### Aim:
Each entry below must be repeated exactly, with pictures left out.

[Records excerpted from a collection]
____________

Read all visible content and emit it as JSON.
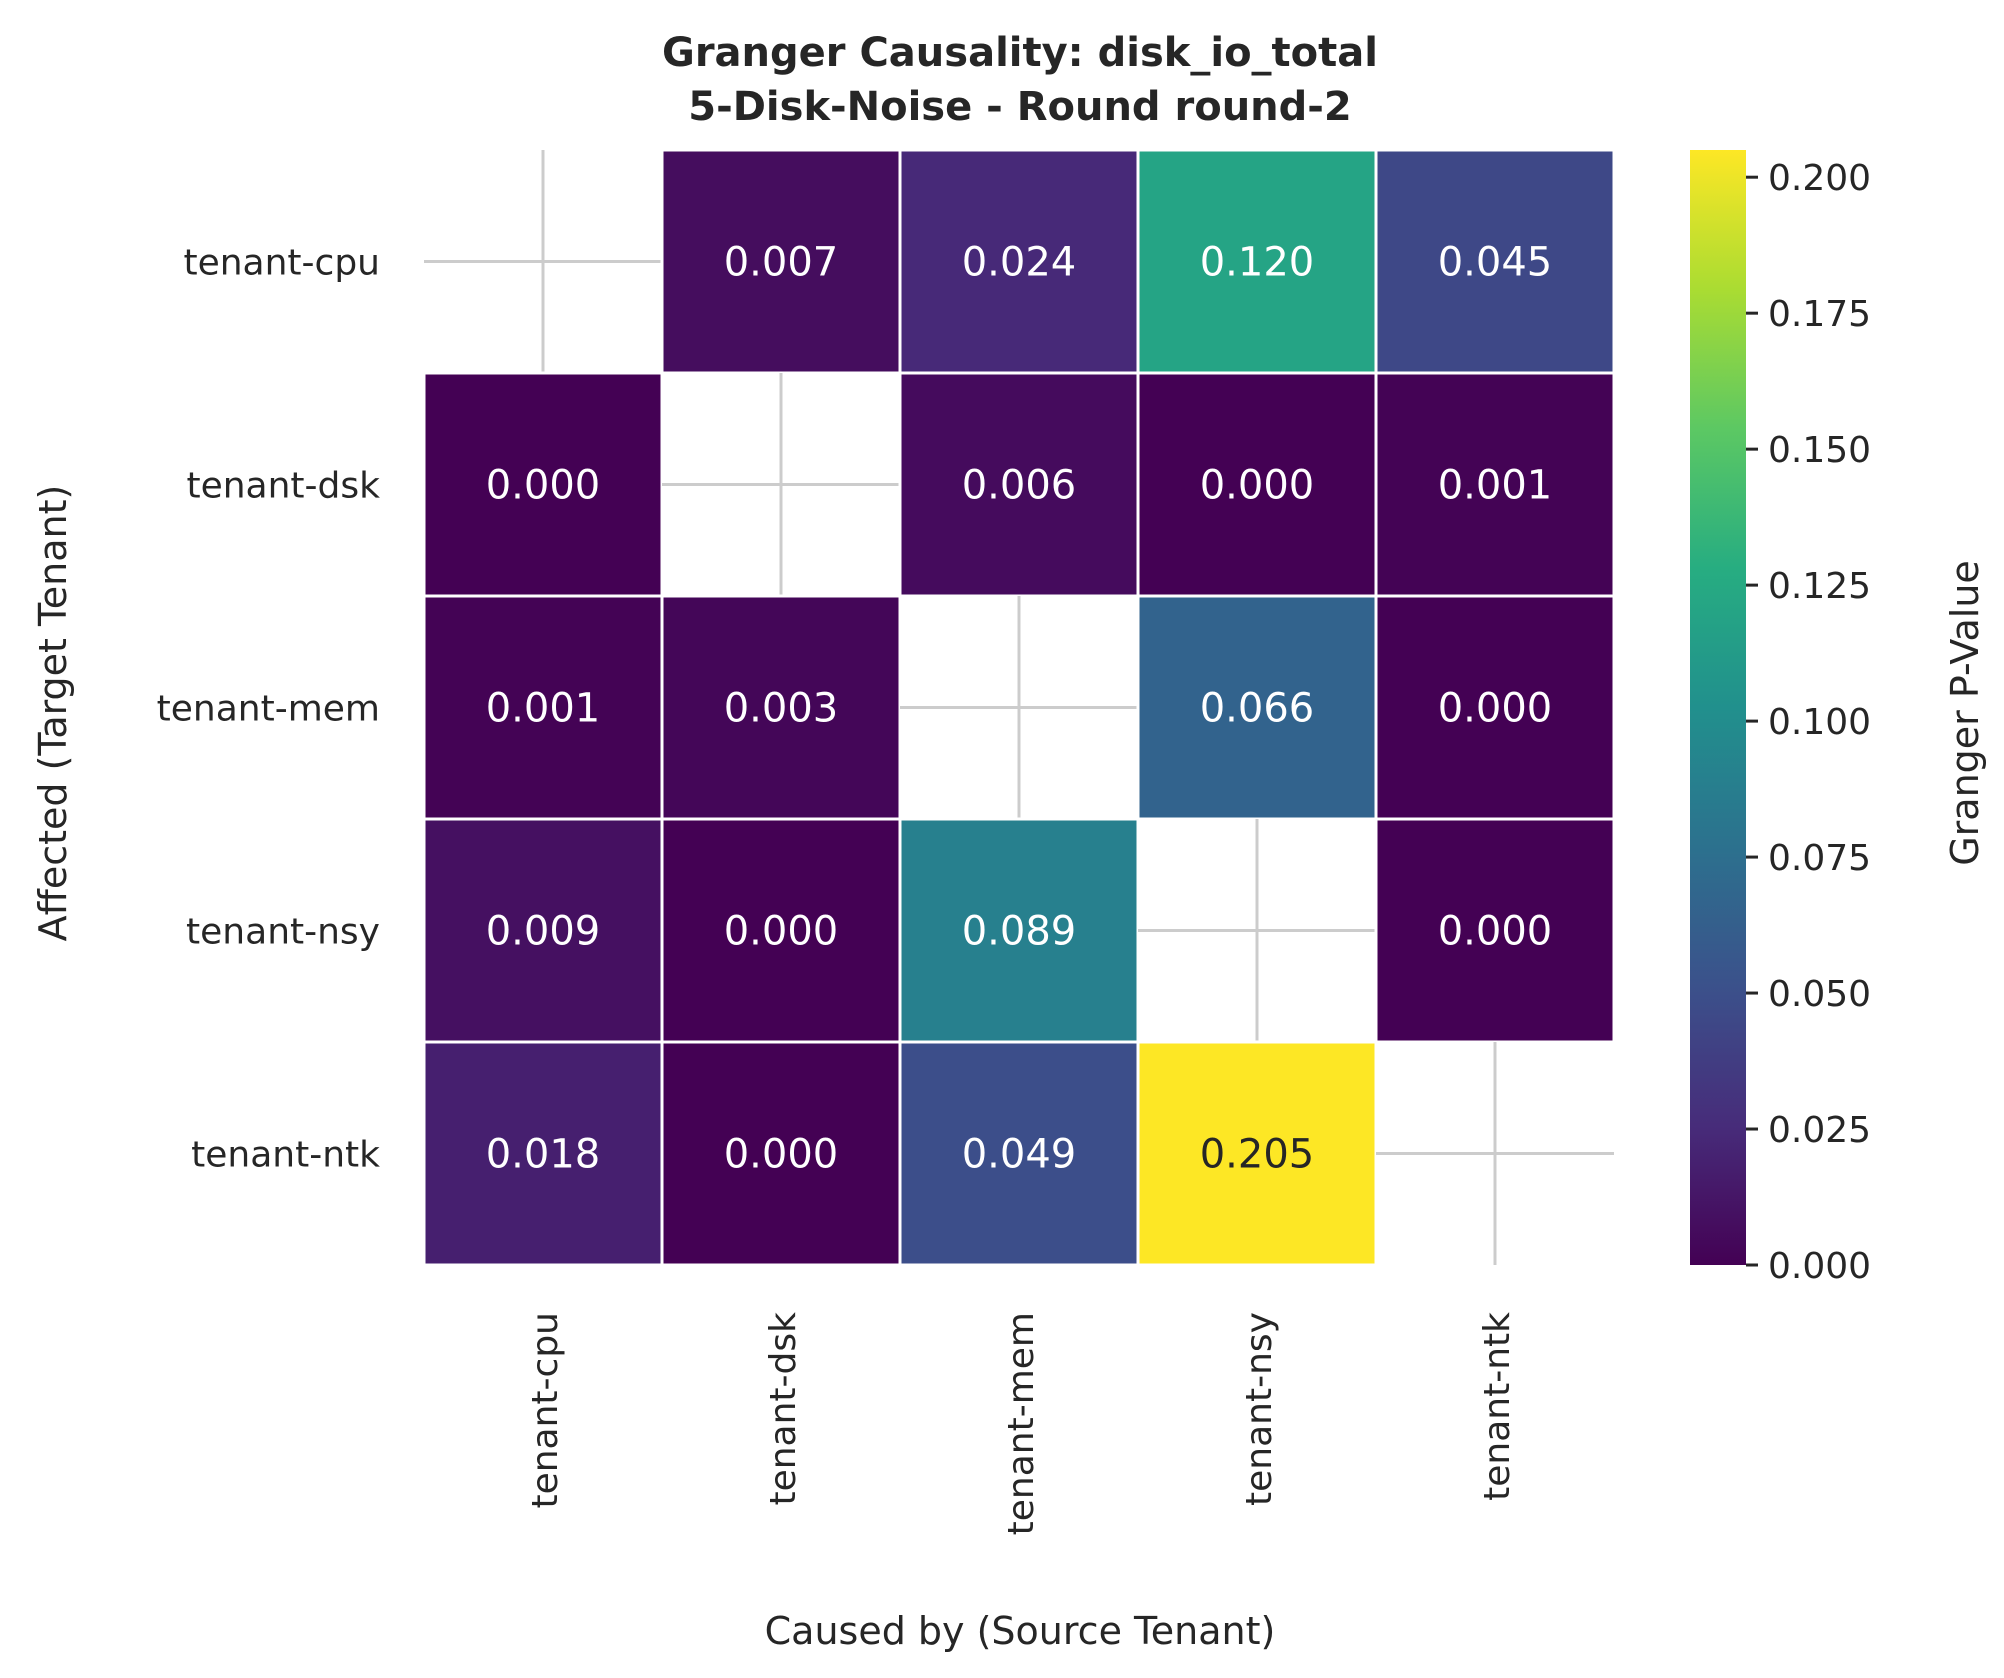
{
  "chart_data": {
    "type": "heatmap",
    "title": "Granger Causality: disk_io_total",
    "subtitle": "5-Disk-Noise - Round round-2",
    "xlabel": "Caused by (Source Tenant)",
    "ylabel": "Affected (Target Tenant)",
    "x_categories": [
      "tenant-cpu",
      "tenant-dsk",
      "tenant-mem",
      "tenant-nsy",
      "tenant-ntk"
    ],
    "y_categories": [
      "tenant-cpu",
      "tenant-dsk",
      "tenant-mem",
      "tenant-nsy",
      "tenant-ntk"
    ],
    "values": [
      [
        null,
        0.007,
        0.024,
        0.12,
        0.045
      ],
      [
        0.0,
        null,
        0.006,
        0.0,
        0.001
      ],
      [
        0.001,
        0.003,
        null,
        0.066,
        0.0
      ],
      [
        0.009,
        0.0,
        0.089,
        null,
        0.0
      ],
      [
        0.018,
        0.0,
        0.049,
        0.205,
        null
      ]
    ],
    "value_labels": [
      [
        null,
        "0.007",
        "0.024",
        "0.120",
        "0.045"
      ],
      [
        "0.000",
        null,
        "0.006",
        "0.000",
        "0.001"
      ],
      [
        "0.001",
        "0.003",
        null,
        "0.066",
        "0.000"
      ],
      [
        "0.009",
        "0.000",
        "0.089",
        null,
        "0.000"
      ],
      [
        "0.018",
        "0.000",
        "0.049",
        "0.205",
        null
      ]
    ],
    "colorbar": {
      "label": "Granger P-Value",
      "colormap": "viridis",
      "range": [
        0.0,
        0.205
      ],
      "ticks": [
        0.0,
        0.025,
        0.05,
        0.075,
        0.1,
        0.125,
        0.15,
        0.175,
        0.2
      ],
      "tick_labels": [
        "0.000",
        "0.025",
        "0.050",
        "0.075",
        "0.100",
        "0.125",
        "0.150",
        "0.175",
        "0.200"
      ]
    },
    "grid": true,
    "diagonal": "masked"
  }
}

____________

### Solution to the problem:
Read all visible content and emit it as JSON.
{
  "chart_data": {
    "type": "heatmap",
    "title": "Granger Causality: disk_io_total",
    "subtitle": "5-Disk-Noise - Round round-2",
    "xlabel": "Caused by (Source Tenant)",
    "ylabel": "Affected (Target Tenant)",
    "x_categories": [
      "tenant-cpu",
      "tenant-dsk",
      "tenant-mem",
      "tenant-nsy",
      "tenant-ntk"
    ],
    "y_categories": [
      "tenant-cpu",
      "tenant-dsk",
      "tenant-mem",
      "tenant-nsy",
      "tenant-ntk"
    ],
    "values": [
      [
        null,
        0.007,
        0.024,
        0.12,
        0.045
      ],
      [
        0.0,
        null,
        0.006,
        0.0,
        0.001
      ],
      [
        0.001,
        0.003,
        null,
        0.066,
        0.0
      ],
      [
        0.009,
        0.0,
        0.089,
        null,
        0.0
      ],
      [
        0.018,
        0.0,
        0.049,
        0.205,
        null
      ]
    ],
    "value_labels": [
      [
        null,
        "0.007",
        "0.024",
        "0.120",
        "0.045"
      ],
      [
        "0.000",
        null,
        "0.006",
        "0.000",
        "0.001"
      ],
      [
        "0.001",
        "0.003",
        null,
        "0.066",
        "0.000"
      ],
      [
        "0.009",
        "0.000",
        "0.089",
        null,
        "0.000"
      ],
      [
        "0.018",
        "0.000",
        "0.049",
        "0.205",
        null
      ]
    ],
    "colorbar": {
      "label": "Granger P-Value",
      "colormap": "viridis",
      "range": [
        0.0,
        0.205
      ],
      "ticks": [
        0.0,
        0.025,
        0.05,
        0.075,
        0.1,
        0.125,
        0.15,
        0.175,
        0.2
      ],
      "tick_labels": [
        "0.000",
        "0.025",
        "0.050",
        "0.075",
        "0.100",
        "0.125",
        "0.150",
        "0.175",
        "0.200"
      ]
    },
    "grid": true,
    "diagonal": "masked"
  }
}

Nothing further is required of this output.